Task description - Skip the images and copy each record exactly as written.

Stored entries -

━━━

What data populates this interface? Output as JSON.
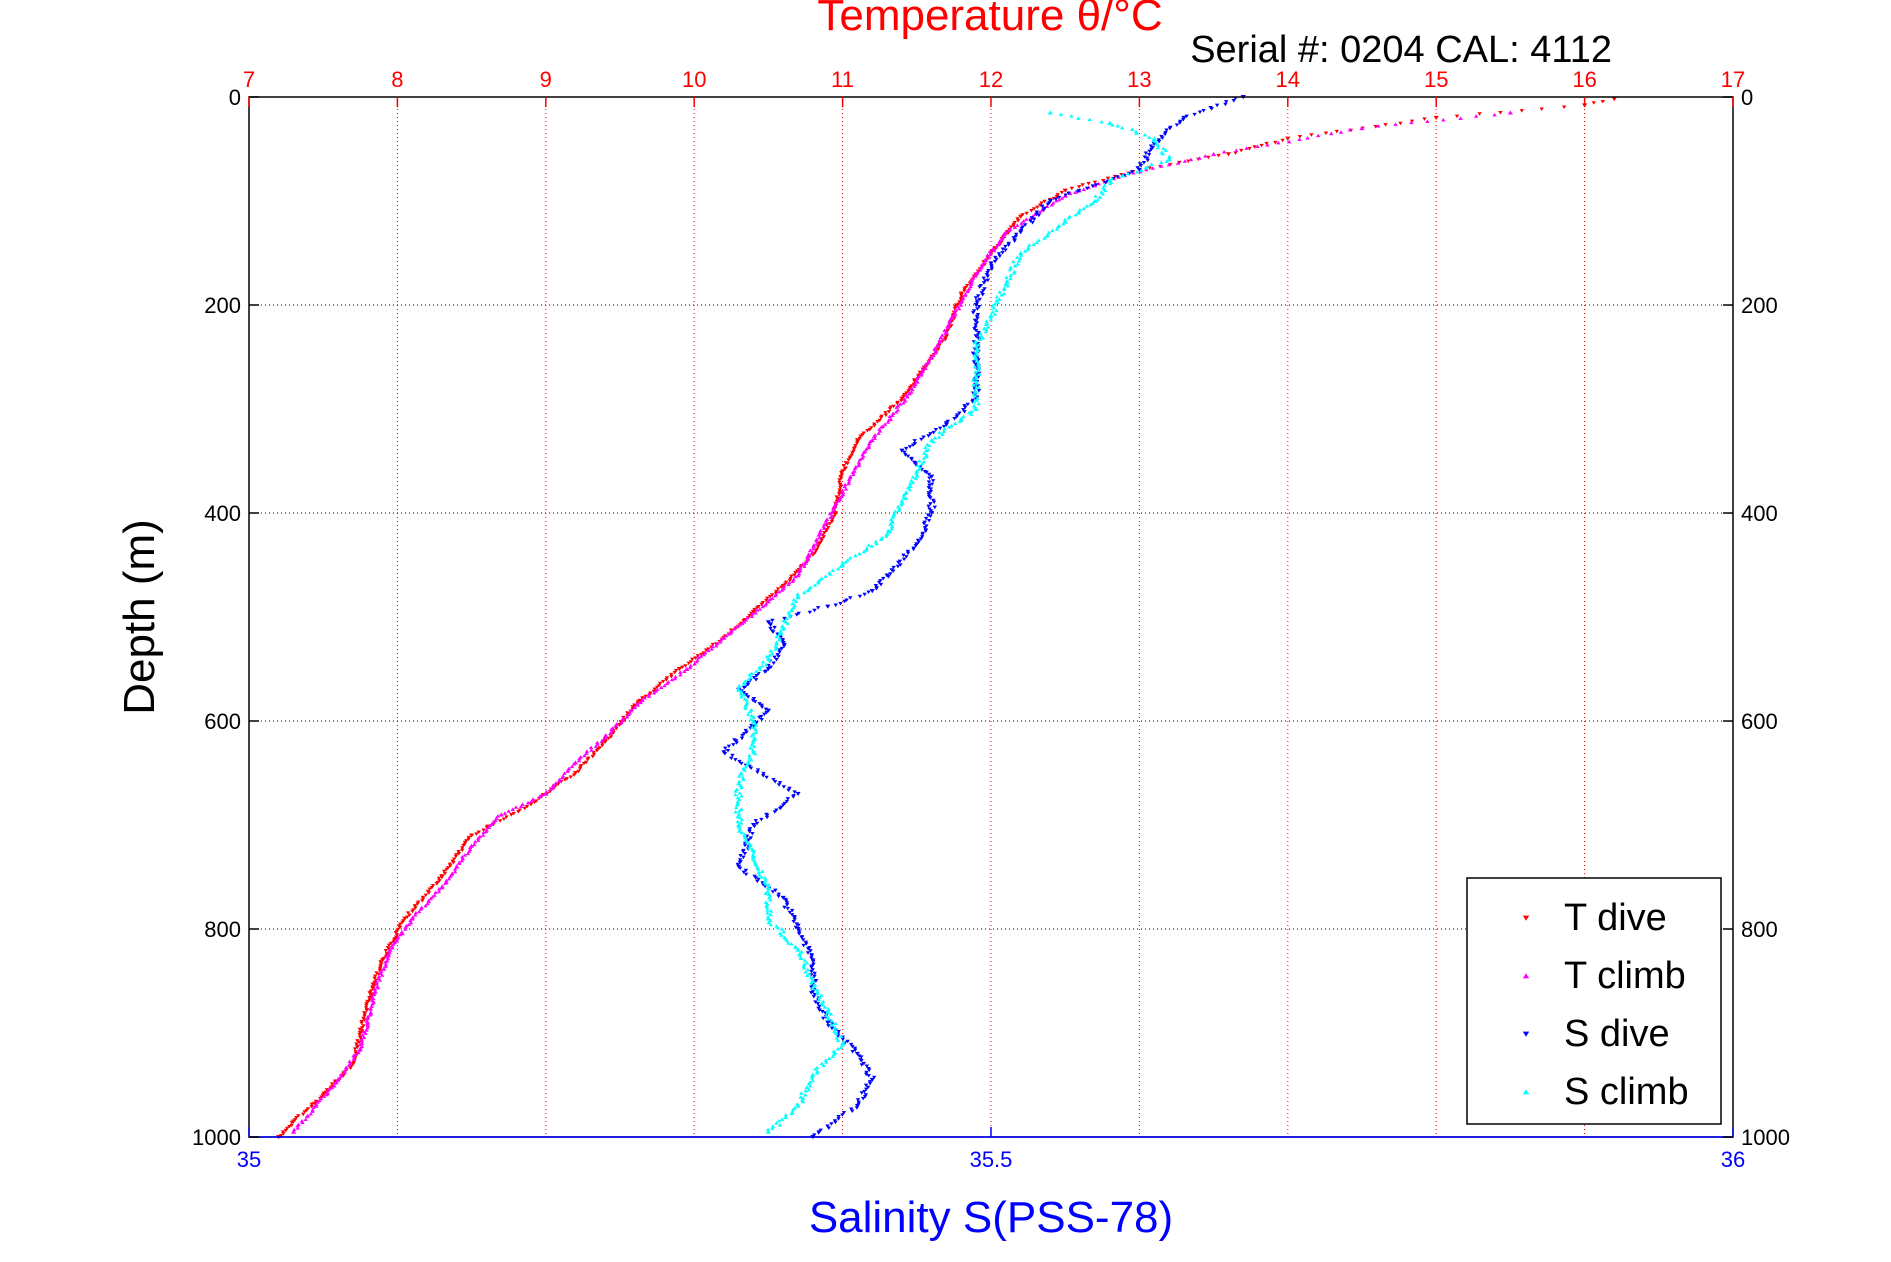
{
  "chart_data": {
    "type": "scatter",
    "title": "Temperature θ/°C",
    "subtitle": "Serial #: 0204  CAL: 4112",
    "ylabel": "Depth (m)",
    "xlabel": "Salinity S(PSS-78)",
    "y_axis": {
      "range": [
        0,
        1000
      ],
      "reversed": true,
      "ticks": [
        "0",
        "200",
        "400",
        "600",
        "800",
        "1000"
      ]
    },
    "x_top_axis": {
      "quantity": "temperature",
      "range": [
        7,
        17
      ],
      "ticks": [
        "7",
        "8",
        "9",
        "10",
        "11",
        "12",
        "13",
        "14",
        "15",
        "16",
        "17"
      ]
    },
    "x_bottom_axis": {
      "quantity": "salinity",
      "range": [
        35,
        36
      ],
      "ticks": [
        "35",
        "35.5",
        "36"
      ]
    },
    "grid": true,
    "legend_position": "bottom-right",
    "series": [
      {
        "name": "T dive",
        "axis": "temperature",
        "color": "#ff0000",
        "marker": "triangle-down",
        "points": [
          [
            16.2,
            2
          ],
          [
            16.0,
            8
          ],
          [
            15.0,
            20
          ],
          [
            14.0,
            40
          ],
          [
            13.6,
            55
          ],
          [
            13.0,
            70
          ],
          [
            12.5,
            90
          ],
          [
            12.2,
            115
          ],
          [
            12.0,
            150
          ],
          [
            11.8,
            190
          ],
          [
            11.7,
            230
          ],
          [
            11.55,
            260
          ],
          [
            11.4,
            290
          ],
          [
            11.1,
            330
          ],
          [
            11.0,
            360
          ],
          [
            10.95,
            400
          ],
          [
            10.8,
            440
          ],
          [
            10.6,
            470
          ],
          [
            10.4,
            495
          ],
          [
            10.2,
            520
          ],
          [
            9.9,
            550
          ],
          [
            9.6,
            585
          ],
          [
            9.4,
            620
          ],
          [
            9.2,
            650
          ],
          [
            8.9,
            680
          ],
          [
            8.5,
            710
          ],
          [
            8.3,
            750
          ],
          [
            8.05,
            790
          ],
          [
            7.9,
            830
          ],
          [
            7.8,
            870
          ],
          [
            7.75,
            900
          ],
          [
            7.7,
            930
          ],
          [
            7.5,
            960
          ],
          [
            7.3,
            985
          ],
          [
            7.2,
            1000
          ]
        ]
      },
      {
        "name": "T climb",
        "axis": "temperature",
        "color": "#ff00ff",
        "marker": "triangle-up",
        "points": [
          [
            15.5,
            15
          ],
          [
            14.5,
            30
          ],
          [
            13.5,
            55
          ],
          [
            12.9,
            75
          ],
          [
            12.5,
            95
          ],
          [
            12.1,
            130
          ],
          [
            11.9,
            170
          ],
          [
            11.75,
            210
          ],
          [
            11.6,
            250
          ],
          [
            11.45,
            285
          ],
          [
            11.2,
            330
          ],
          [
            11.0,
            380
          ],
          [
            10.85,
            420
          ],
          [
            10.7,
            460
          ],
          [
            10.5,
            485
          ],
          [
            10.2,
            520
          ],
          [
            9.95,
            550
          ],
          [
            9.65,
            580
          ],
          [
            9.4,
            615
          ],
          [
            9.2,
            640
          ],
          [
            9.0,
            670
          ],
          [
            8.7,
            690
          ],
          [
            8.5,
            720
          ],
          [
            8.3,
            760
          ],
          [
            8.1,
            790
          ],
          [
            7.95,
            820
          ],
          [
            7.85,
            860
          ],
          [
            7.8,
            890
          ],
          [
            7.75,
            915
          ],
          [
            7.6,
            945
          ],
          [
            7.45,
            970
          ],
          [
            7.3,
            995
          ]
        ]
      },
      {
        "name": "S dive",
        "axis": "salinity",
        "color": "#0000ff",
        "marker": "triangle-down",
        "points": [
          [
            35.67,
            0
          ],
          [
            35.63,
            20
          ],
          [
            35.61,
            45
          ],
          [
            35.6,
            70
          ],
          [
            35.54,
            100
          ],
          [
            35.52,
            130
          ],
          [
            35.5,
            160
          ],
          [
            35.49,
            200
          ],
          [
            35.49,
            230
          ],
          [
            35.49,
            260
          ],
          [
            35.49,
            290
          ],
          [
            35.47,
            315
          ],
          [
            35.44,
            340
          ],
          [
            35.46,
            365
          ],
          [
            35.46,
            400
          ],
          [
            35.45,
            430
          ],
          [
            35.43,
            460
          ],
          [
            35.42,
            475
          ],
          [
            35.39,
            490
          ],
          [
            35.35,
            505
          ],
          [
            35.36,
            525
          ],
          [
            35.35,
            550
          ],
          [
            35.33,
            570
          ],
          [
            35.35,
            590
          ],
          [
            35.32,
            630
          ],
          [
            35.37,
            670
          ],
          [
            35.34,
            700
          ],
          [
            35.33,
            740
          ],
          [
            35.36,
            770
          ],
          [
            35.37,
            800
          ],
          [
            35.38,
            830
          ],
          [
            35.38,
            860
          ],
          [
            35.39,
            890
          ],
          [
            35.41,
            920
          ],
          [
            35.42,
            945
          ],
          [
            35.41,
            970
          ],
          [
            35.38,
            1000
          ]
        ]
      },
      {
        "name": "S climb",
        "axis": "salinity",
        "color": "#00ffff",
        "marker": "triangle-up",
        "points": [
          [
            35.54,
            15
          ],
          [
            35.58,
            25
          ],
          [
            35.61,
            40
          ],
          [
            35.62,
            60
          ],
          [
            35.58,
            80
          ],
          [
            35.57,
            100
          ],
          [
            35.55,
            120
          ],
          [
            35.52,
            150
          ],
          [
            35.51,
            180
          ],
          [
            35.5,
            210
          ],
          [
            35.49,
            240
          ],
          [
            35.49,
            270
          ],
          [
            35.49,
            300
          ],
          [
            35.46,
            330
          ],
          [
            35.45,
            360
          ],
          [
            35.44,
            390
          ],
          [
            35.43,
            420
          ],
          [
            35.4,
            450
          ],
          [
            35.37,
            480
          ],
          [
            35.36,
            510
          ],
          [
            35.35,
            540
          ],
          [
            35.33,
            570
          ],
          [
            35.34,
            600
          ],
          [
            35.34,
            630
          ],
          [
            35.33,
            660
          ],
          [
            35.33,
            700
          ],
          [
            35.34,
            730
          ],
          [
            35.35,
            760
          ],
          [
            35.35,
            790
          ],
          [
            35.37,
            820
          ],
          [
            35.38,
            850
          ],
          [
            35.39,
            880
          ],
          [
            35.4,
            910
          ],
          [
            35.38,
            940
          ],
          [
            35.37,
            970
          ],
          [
            35.35,
            995
          ]
        ]
      }
    ]
  },
  "legend": {
    "items": [
      {
        "label": "T dive",
        "color": "#ff0000"
      },
      {
        "label": "T climb",
        "color": "#ff00ff"
      },
      {
        "label": "S dive",
        "color": "#0000ff"
      },
      {
        "label": "S climb",
        "color": "#00ffff"
      }
    ]
  }
}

━━━

Exercise output -
What data populates this interface? Output as JSON.
{
  "chart_data": {
    "type": "scatter",
    "title": "Temperature θ/°C",
    "subtitle": "Serial #: 0204  CAL: 4112",
    "ylabel": "Depth (m)",
    "xlabel": "Salinity S(PSS-78)",
    "y_axis": {
      "range": [
        0,
        1000
      ],
      "reversed": true,
      "ticks": [
        "0",
        "200",
        "400",
        "600",
        "800",
        "1000"
      ]
    },
    "x_top_axis": {
      "quantity": "temperature",
      "range": [
        7,
        17
      ],
      "ticks": [
        "7",
        "8",
        "9",
        "10",
        "11",
        "12",
        "13",
        "14",
        "15",
        "16",
        "17"
      ]
    },
    "x_bottom_axis": {
      "quantity": "salinity",
      "range": [
        35,
        36
      ],
      "ticks": [
        "35",
        "35.5",
        "36"
      ]
    },
    "grid": true,
    "legend_position": "bottom-right",
    "series": [
      {
        "name": "T dive",
        "axis": "temperature",
        "color": "#ff0000",
        "marker": "triangle-down",
        "points": [
          [
            16.2,
            2
          ],
          [
            16.0,
            8
          ],
          [
            15.0,
            20
          ],
          [
            14.0,
            40
          ],
          [
            13.6,
            55
          ],
          [
            13.0,
            70
          ],
          [
            12.5,
            90
          ],
          [
            12.2,
            115
          ],
          [
            12.0,
            150
          ],
          [
            11.8,
            190
          ],
          [
            11.7,
            230
          ],
          [
            11.55,
            260
          ],
          [
            11.4,
            290
          ],
          [
            11.1,
            330
          ],
          [
            11.0,
            360
          ],
          [
            10.95,
            400
          ],
          [
            10.8,
            440
          ],
          [
            10.6,
            470
          ],
          [
            10.4,
            495
          ],
          [
            10.2,
            520
          ],
          [
            9.9,
            550
          ],
          [
            9.6,
            585
          ],
          [
            9.4,
            620
          ],
          [
            9.2,
            650
          ],
          [
            8.9,
            680
          ],
          [
            8.5,
            710
          ],
          [
            8.3,
            750
          ],
          [
            8.05,
            790
          ],
          [
            7.9,
            830
          ],
          [
            7.8,
            870
          ],
          [
            7.75,
            900
          ],
          [
            7.7,
            930
          ],
          [
            7.5,
            960
          ],
          [
            7.3,
            985
          ],
          [
            7.2,
            1000
          ]
        ]
      },
      {
        "name": "T climb",
        "axis": "temperature",
        "color": "#ff00ff",
        "marker": "triangle-up",
        "points": [
          [
            15.5,
            15
          ],
          [
            14.5,
            30
          ],
          [
            13.5,
            55
          ],
          [
            12.9,
            75
          ],
          [
            12.5,
            95
          ],
          [
            12.1,
            130
          ],
          [
            11.9,
            170
          ],
          [
            11.75,
            210
          ],
          [
            11.6,
            250
          ],
          [
            11.45,
            285
          ],
          [
            11.2,
            330
          ],
          [
            11.0,
            380
          ],
          [
            10.85,
            420
          ],
          [
            10.7,
            460
          ],
          [
            10.5,
            485
          ],
          [
            10.2,
            520
          ],
          [
            9.95,
            550
          ],
          [
            9.65,
            580
          ],
          [
            9.4,
            615
          ],
          [
            9.2,
            640
          ],
          [
            9.0,
            670
          ],
          [
            8.7,
            690
          ],
          [
            8.5,
            720
          ],
          [
            8.3,
            760
          ],
          [
            8.1,
            790
          ],
          [
            7.95,
            820
          ],
          [
            7.85,
            860
          ],
          [
            7.8,
            890
          ],
          [
            7.75,
            915
          ],
          [
            7.6,
            945
          ],
          [
            7.45,
            970
          ],
          [
            7.3,
            995
          ]
        ]
      },
      {
        "name": "S dive",
        "axis": "salinity",
        "color": "#0000ff",
        "marker": "triangle-down",
        "points": [
          [
            35.67,
            0
          ],
          [
            35.63,
            20
          ],
          [
            35.61,
            45
          ],
          [
            35.6,
            70
          ],
          [
            35.54,
            100
          ],
          [
            35.52,
            130
          ],
          [
            35.5,
            160
          ],
          [
            35.49,
            200
          ],
          [
            35.49,
            230
          ],
          [
            35.49,
            260
          ],
          [
            35.49,
            290
          ],
          [
            35.47,
            315
          ],
          [
            35.44,
            340
          ],
          [
            35.46,
            365
          ],
          [
            35.46,
            400
          ],
          [
            35.45,
            430
          ],
          [
            35.43,
            460
          ],
          [
            35.42,
            475
          ],
          [
            35.39,
            490
          ],
          [
            35.35,
            505
          ],
          [
            35.36,
            525
          ],
          [
            35.35,
            550
          ],
          [
            35.33,
            570
          ],
          [
            35.35,
            590
          ],
          [
            35.32,
            630
          ],
          [
            35.37,
            670
          ],
          [
            35.34,
            700
          ],
          [
            35.33,
            740
          ],
          [
            35.36,
            770
          ],
          [
            35.37,
            800
          ],
          [
            35.38,
            830
          ],
          [
            35.38,
            860
          ],
          [
            35.39,
            890
          ],
          [
            35.41,
            920
          ],
          [
            35.42,
            945
          ],
          [
            35.41,
            970
          ],
          [
            35.38,
            1000
          ]
        ]
      },
      {
        "name": "S climb",
        "axis": "salinity",
        "color": "#00ffff",
        "marker": "triangle-up",
        "points": [
          [
            35.54,
            15
          ],
          [
            35.58,
            25
          ],
          [
            35.61,
            40
          ],
          [
            35.62,
            60
          ],
          [
            35.58,
            80
          ],
          [
            35.57,
            100
          ],
          [
            35.55,
            120
          ],
          [
            35.52,
            150
          ],
          [
            35.51,
            180
          ],
          [
            35.5,
            210
          ],
          [
            35.49,
            240
          ],
          [
            35.49,
            270
          ],
          [
            35.49,
            300
          ],
          [
            35.46,
            330
          ],
          [
            35.45,
            360
          ],
          [
            35.44,
            390
          ],
          [
            35.43,
            420
          ],
          [
            35.4,
            450
          ],
          [
            35.37,
            480
          ],
          [
            35.36,
            510
          ],
          [
            35.35,
            540
          ],
          [
            35.33,
            570
          ],
          [
            35.34,
            600
          ],
          [
            35.34,
            630
          ],
          [
            35.33,
            660
          ],
          [
            35.33,
            700
          ],
          [
            35.34,
            730
          ],
          [
            35.35,
            760
          ],
          [
            35.35,
            790
          ],
          [
            35.37,
            820
          ],
          [
            35.38,
            850
          ],
          [
            35.39,
            880
          ],
          [
            35.4,
            910
          ],
          [
            35.38,
            940
          ],
          [
            35.37,
            970
          ],
          [
            35.35,
            995
          ]
        ]
      }
    ]
  },
  "legend": {
    "items": [
      {
        "label": "T dive",
        "color": "#ff0000"
      },
      {
        "label": "T climb",
        "color": "#ff00ff"
      },
      {
        "label": "S dive",
        "color": "#0000ff"
      },
      {
        "label": "S climb",
        "color": "#00ffff"
      }
    ]
  }
}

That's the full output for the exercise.